=== Task objective ===
Return all lines with the word "Ternera" in them.
-- START --
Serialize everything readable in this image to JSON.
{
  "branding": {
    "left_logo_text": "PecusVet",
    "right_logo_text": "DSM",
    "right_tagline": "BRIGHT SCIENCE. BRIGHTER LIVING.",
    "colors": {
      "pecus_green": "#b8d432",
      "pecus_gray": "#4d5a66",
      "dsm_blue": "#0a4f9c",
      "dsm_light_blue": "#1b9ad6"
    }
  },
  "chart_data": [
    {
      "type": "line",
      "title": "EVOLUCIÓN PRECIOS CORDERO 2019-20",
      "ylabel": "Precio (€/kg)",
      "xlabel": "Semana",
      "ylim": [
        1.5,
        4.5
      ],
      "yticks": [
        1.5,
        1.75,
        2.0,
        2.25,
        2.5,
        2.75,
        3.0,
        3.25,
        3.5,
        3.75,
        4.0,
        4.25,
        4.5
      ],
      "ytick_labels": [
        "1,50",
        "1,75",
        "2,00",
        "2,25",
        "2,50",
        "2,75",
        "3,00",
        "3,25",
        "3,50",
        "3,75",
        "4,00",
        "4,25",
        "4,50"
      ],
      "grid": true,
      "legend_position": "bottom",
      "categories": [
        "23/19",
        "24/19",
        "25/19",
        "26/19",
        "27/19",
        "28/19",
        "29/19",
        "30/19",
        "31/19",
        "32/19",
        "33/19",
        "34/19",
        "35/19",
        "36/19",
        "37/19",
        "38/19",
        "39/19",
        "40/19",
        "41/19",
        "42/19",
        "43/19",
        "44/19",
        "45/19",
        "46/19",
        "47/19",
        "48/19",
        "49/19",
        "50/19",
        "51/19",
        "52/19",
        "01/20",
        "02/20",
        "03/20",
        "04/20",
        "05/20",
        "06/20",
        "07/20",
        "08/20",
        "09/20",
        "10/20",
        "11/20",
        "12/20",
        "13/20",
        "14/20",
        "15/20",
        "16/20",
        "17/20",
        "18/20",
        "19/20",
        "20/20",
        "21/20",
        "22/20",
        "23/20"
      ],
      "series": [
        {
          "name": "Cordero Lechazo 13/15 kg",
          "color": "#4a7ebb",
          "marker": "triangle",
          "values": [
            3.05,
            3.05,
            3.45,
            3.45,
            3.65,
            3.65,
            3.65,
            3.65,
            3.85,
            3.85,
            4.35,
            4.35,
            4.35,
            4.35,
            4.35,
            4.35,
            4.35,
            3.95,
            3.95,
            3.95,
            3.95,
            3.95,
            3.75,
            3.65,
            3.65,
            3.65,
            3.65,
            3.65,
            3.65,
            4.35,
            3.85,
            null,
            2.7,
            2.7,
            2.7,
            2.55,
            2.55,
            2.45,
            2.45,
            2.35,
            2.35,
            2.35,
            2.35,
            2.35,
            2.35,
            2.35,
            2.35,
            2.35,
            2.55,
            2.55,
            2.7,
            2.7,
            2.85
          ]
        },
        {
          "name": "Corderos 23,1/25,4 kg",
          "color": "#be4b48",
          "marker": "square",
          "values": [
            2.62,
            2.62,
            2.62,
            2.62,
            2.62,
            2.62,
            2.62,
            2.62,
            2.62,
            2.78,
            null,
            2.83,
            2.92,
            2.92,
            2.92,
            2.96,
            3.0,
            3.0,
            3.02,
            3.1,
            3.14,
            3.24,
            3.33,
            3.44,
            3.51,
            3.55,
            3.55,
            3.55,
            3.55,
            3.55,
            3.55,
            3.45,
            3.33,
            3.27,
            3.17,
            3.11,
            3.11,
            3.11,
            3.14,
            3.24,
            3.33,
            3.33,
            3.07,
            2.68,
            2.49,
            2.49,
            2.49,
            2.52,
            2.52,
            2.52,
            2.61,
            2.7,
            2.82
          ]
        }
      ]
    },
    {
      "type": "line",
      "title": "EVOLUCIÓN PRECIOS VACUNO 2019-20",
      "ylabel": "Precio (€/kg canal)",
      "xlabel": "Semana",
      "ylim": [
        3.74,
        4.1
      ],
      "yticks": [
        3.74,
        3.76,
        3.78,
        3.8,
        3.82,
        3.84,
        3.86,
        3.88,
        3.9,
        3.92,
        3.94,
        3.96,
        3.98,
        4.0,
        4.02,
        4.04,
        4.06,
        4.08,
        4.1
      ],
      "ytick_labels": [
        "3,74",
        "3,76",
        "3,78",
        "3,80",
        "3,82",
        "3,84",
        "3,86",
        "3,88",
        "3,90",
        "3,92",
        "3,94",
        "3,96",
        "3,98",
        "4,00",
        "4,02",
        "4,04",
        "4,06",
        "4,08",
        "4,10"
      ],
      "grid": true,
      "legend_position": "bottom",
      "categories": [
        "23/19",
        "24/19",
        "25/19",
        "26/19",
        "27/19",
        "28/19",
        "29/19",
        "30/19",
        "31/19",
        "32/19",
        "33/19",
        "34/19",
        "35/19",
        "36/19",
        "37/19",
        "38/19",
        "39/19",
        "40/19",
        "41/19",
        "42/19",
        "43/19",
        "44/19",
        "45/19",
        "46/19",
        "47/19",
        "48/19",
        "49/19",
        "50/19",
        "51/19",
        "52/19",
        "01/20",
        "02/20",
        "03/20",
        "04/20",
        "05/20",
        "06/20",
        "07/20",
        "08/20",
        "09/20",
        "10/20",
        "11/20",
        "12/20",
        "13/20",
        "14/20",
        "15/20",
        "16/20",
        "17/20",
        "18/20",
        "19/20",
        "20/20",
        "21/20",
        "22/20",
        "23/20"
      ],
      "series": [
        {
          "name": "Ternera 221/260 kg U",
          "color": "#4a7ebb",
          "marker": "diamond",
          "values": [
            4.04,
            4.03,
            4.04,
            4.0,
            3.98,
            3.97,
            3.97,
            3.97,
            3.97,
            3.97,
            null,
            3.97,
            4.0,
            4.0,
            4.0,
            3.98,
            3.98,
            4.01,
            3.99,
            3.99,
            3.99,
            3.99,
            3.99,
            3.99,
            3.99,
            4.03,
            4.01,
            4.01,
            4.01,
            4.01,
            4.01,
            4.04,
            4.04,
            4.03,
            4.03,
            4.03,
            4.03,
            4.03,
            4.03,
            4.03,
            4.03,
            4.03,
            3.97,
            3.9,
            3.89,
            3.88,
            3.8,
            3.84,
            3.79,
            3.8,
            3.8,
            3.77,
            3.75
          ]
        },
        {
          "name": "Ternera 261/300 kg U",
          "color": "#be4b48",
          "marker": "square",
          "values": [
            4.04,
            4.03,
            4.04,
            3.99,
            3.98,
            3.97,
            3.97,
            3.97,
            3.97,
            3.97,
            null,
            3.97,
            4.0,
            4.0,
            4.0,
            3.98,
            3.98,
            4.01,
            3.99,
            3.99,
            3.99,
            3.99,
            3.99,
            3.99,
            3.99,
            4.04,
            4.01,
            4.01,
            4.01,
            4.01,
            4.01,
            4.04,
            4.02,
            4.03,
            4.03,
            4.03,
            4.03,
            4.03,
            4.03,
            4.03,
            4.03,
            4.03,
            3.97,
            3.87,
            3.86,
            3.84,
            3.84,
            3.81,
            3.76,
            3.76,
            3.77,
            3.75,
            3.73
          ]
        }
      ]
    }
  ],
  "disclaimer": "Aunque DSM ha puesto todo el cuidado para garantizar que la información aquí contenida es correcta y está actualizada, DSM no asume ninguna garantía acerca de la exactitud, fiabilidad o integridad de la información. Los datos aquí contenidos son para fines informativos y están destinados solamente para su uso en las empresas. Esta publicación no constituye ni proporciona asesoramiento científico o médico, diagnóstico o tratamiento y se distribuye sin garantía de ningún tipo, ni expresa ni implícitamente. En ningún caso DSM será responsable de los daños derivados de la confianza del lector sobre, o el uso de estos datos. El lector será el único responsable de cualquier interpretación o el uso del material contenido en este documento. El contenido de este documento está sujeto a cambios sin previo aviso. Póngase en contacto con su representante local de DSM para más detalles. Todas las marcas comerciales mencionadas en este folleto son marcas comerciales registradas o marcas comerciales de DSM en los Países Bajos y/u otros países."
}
-- END --
=== Response to this task ===
          "name": "Ternera 221/260 kg U",
          "name": "Ternera 261/300 kg U",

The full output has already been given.